Exactly as they appear, output all of the entries.
----
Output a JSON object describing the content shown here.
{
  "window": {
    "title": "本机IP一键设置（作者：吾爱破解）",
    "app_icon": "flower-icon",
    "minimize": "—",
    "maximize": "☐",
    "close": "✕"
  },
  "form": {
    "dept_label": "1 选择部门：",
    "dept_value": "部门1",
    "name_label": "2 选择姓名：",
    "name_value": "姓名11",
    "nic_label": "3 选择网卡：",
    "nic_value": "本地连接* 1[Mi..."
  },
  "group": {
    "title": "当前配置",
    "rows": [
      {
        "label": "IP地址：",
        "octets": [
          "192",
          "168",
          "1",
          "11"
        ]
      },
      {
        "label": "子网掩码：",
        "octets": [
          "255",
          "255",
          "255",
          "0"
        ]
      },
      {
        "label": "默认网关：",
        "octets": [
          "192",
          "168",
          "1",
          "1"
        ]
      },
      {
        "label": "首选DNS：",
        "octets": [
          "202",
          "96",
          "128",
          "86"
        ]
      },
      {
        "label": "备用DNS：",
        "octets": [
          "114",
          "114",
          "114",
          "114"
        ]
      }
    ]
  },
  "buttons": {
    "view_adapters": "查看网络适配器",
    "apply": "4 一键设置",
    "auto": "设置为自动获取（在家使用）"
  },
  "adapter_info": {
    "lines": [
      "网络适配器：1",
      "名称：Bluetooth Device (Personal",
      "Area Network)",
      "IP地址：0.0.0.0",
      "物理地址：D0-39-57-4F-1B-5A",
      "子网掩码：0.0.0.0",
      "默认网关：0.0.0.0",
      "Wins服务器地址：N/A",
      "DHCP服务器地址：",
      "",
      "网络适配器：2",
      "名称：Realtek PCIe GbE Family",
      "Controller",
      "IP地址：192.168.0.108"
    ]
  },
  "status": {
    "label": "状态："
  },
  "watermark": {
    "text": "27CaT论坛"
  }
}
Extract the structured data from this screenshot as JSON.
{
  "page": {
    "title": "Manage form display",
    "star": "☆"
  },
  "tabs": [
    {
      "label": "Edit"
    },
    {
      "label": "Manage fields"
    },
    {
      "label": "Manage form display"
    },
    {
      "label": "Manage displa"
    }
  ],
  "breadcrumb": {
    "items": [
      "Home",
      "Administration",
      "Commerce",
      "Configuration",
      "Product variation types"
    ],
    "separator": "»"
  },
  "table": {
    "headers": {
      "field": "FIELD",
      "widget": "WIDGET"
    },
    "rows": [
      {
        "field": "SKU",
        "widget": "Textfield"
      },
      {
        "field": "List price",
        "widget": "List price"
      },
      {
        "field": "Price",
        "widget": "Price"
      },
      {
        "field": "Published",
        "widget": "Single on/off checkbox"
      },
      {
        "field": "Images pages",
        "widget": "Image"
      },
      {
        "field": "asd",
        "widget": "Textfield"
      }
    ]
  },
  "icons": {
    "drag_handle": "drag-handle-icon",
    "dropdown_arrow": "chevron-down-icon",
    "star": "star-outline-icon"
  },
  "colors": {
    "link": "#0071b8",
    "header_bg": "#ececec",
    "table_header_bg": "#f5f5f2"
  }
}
----
## EXERCISE RESPONSE
Output a JSON object describing the content shown here.
{
  "window": {
    "title": "本机IP一键设置（作者：吾爱破解）",
    "app_icon": "flower-icon",
    "minimize": "—",
    "maximize": "☐",
    "close": "✕"
  },
  "form": {
    "dept_label": "1 选择部门：",
    "dept_value": "部门1",
    "name_label": "2 选择姓名：",
    "name_value": "姓名11",
    "nic_label": "3 选择网卡：",
    "nic_value": "本地连接* 1[Mi..."
  },
  "group": {
    "title": "当前配置",
    "rows": [
      {
        "label": "IP地址：",
        "octets": [
          "192",
          "168",
          "1",
          "11"
        ]
      },
      {
        "label": "子网掩码：",
        "octets": [
          "255",
          "255",
          "255",
          "0"
        ]
      },
      {
        "label": "默认网关：",
        "octets": [
          "192",
          "168",
          "1",
          "1"
        ]
      },
      {
        "label": "首选DNS：",
        "octets": [
          "202",
          "96",
          "128",
          "86"
        ]
      },
      {
        "label": "备用DNS：",
        "octets": [
          "114",
          "114",
          "114",
          "114"
        ]
      }
    ]
  },
  "buttons": {
    "view_adapters": "查看网络适配器",
    "apply": "4 一键设置",
    "auto": "设置为自动获取（在家使用）"
  },
  "adapter_info": {
    "lines": [
      "网络适配器：1",
      "名称：Bluetooth Device (Personal",
      "Area Network)",
      "IP地址：0.0.0.0",
      "物理地址：D0-39-57-4F-1B-5A",
      "子网掩码：0.0.0.0",
      "默认网关：0.0.0.0",
      "Wins服务器地址：N/A",
      "DHCP服务器地址：",
      "",
      "网络适配器：2",
      "名称：Realtek PCIe GbE Family",
      "Controller",
      "IP地址：192.168.0.108"
    ]
  },
  "status": {
    "label": "状态："
  },
  "watermark": {
    "text": "27CaT论坛"
  }
}
Extract the structured data from this screenshot as JSON.
{
  "page": {
    "title": "Manage form display",
    "star": "☆"
  },
  "tabs": [
    {
      "label": "Edit"
    },
    {
      "label": "Manage fields"
    },
    {
      "label": "Manage form display"
    },
    {
      "label": "Manage displa"
    }
  ],
  "breadcrumb": {
    "items": [
      "Home",
      "Administration",
      "Commerce",
      "Configuration",
      "Product variation types"
    ],
    "separator": "»"
  },
  "table": {
    "headers": {
      "field": "FIELD",
      "widget": "WIDGET"
    },
    "rows": [
      {
        "field": "SKU",
        "widget": "Textfield"
      },
      {
        "field": "List price",
        "widget": "List price"
      },
      {
        "field": "Price",
        "widget": "Price"
      },
      {
        "field": "Published",
        "widget": "Single on/off checkbox"
      },
      {
        "field": "Images pages",
        "widget": "Image"
      },
      {
        "field": "asd",
        "widget": "Textfield"
      }
    ]
  },
  "icons": {
    "drag_handle": "drag-handle-icon",
    "dropdown_arrow": "chevron-down-icon",
    "star": "star-outline-icon"
  },
  "colors": {
    "link": "#0071b8",
    "header_bg": "#ececec",
    "table_header_bg": "#f5f5f2"
  }
}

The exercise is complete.